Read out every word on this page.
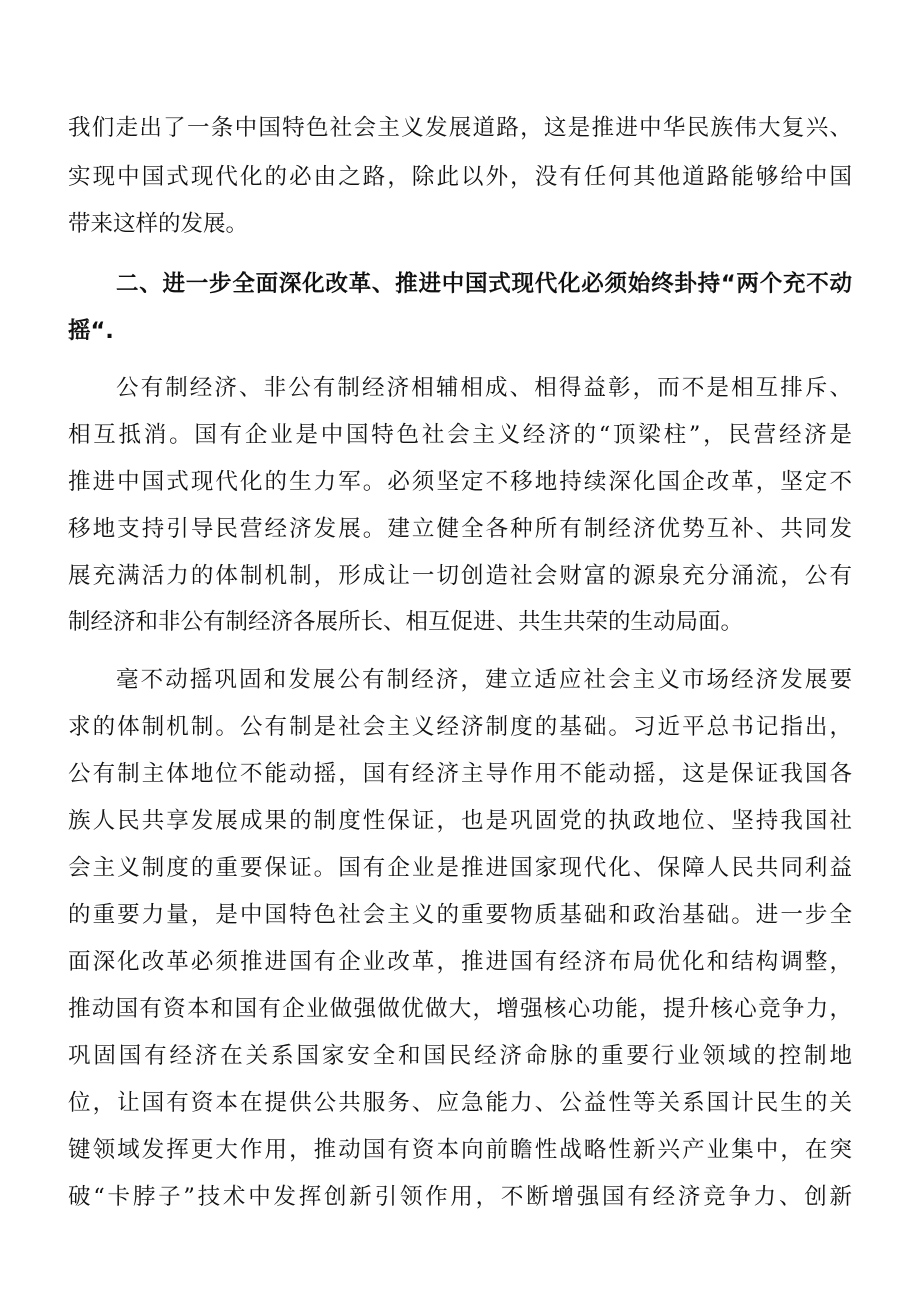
我们走出了一条中国特色社会主义发展道路，这是推进中华民族伟大复兴、
实现中国式现代化的必由之路，除此以外，没有任何其他道路能够给中国
带来这样的发展。
二、进一步全面深化改革、推进中国式现代化必须始终卦持“两个充不动
摇“.
公有制经济、非公有制经济相辅相成、相得益彰，而不是相互排斥、
相互抵消。国有企业是中国特色社会主义经济的“顶梁柱”，民营经济是
推进中国式现代化的生力军。必须坚定不移地持续深化国企改革，坚定不
移地支持引导民营经济发展。建立健全各种所有制经济优势互补、共同发
展充满活力的体制机制，形成让一切创造社会财富的源泉充分涌流，公有
制经济和非公有制经济各展所长、相互促进、共生共荣的生动局面。
毫不动摇巩固和发展公有制经济，建立适应社会主义市场经济发展要
求的体制机制。公有制是社会主义经济制度的基础。习近平总书记指出，
公有制主体地位不能动摇，国有经济主导作用不能动摇，这是保证我国各
族人民共享发展成果的制度性保证，也是巩固党的执政地位、坚持我国社
会主义制度的重要保证。国有企业是推进国家现代化、保障人民共同利益
的重要力量，是中国特色社会主义的重要物质基础和政治基础。进一步全
面深化改革必须推进国有企业改革，推进国有经济布局优化和结构调整，
推动国有资本和国有企业做强做优做大，增强核心功能，提升核心竞争力，
巩固国有经济在关系国家安全和国民经济命脉的重要行业领域的控制地
位，让国有资本在提供公共服务、应急能力、公益性等关系国计民生的关
键领域发挥更大作用，推动国有资本向前瞻性战略性新兴产业集中，在突
破“卡脖子”技术中发挥创新引领作用，不断增强国有经济竞争力、创新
════════════════════
WHAT IS EXPECTED
Reproduce every line above as written, skipping pictures.

REPLY TO THE EXERCISE
Read out every word on this page.
我们走出了一条中国特色社会主义发展道路，这是推进中华民族伟大复兴、
实现中国式现代化的必由之路，除此以外，没有任何其他道路能够给中国
带来这样的发展。
二、进一步全面深化改革、推进中国式现代化必须始终卦持“两个充不动
摇“.
公有制经济、非公有制经济相辅相成、相得益彰，而不是相互排斥、
相互抵消。国有企业是中国特色社会主义经济的“顶梁柱”，民营经济是
推进中国式现代化的生力军。必须坚定不移地持续深化国企改革，坚定不
移地支持引导民营经济发展。建立健全各种所有制经济优势互补、共同发
展充满活力的体制机制，形成让一切创造社会财富的源泉充分涌流，公有
制经济和非公有制经济各展所长、相互促进、共生共荣的生动局面。
毫不动摇巩固和发展公有制经济，建立适应社会主义市场经济发展要
求的体制机制。公有制是社会主义经济制度的基础。习近平总书记指出，
公有制主体地位不能动摇，国有经济主导作用不能动摇，这是保证我国各
族人民共享发展成果的制度性保证，也是巩固党的执政地位、坚持我国社
会主义制度的重要保证。国有企业是推进国家现代化、保障人民共同利益
的重要力量，是中国特色社会主义的重要物质基础和政治基础。进一步全
面深化改革必须推进国有企业改革，推进国有经济布局优化和结构调整，
推动国有资本和国有企业做强做优做大，增强核心功能，提升核心竞争力，
巩固国有经济在关系国家安全和国民经济命脉的重要行业领域的控制地
位，让国有资本在提供公共服务、应急能力、公益性等关系国计民生的关
键领域发挥更大作用，推动国有资本向前瞻性战略性新兴产业集中，在突
破“卡脖子”技术中发挥创新引领作用，不断增强国有经济竞争力、创新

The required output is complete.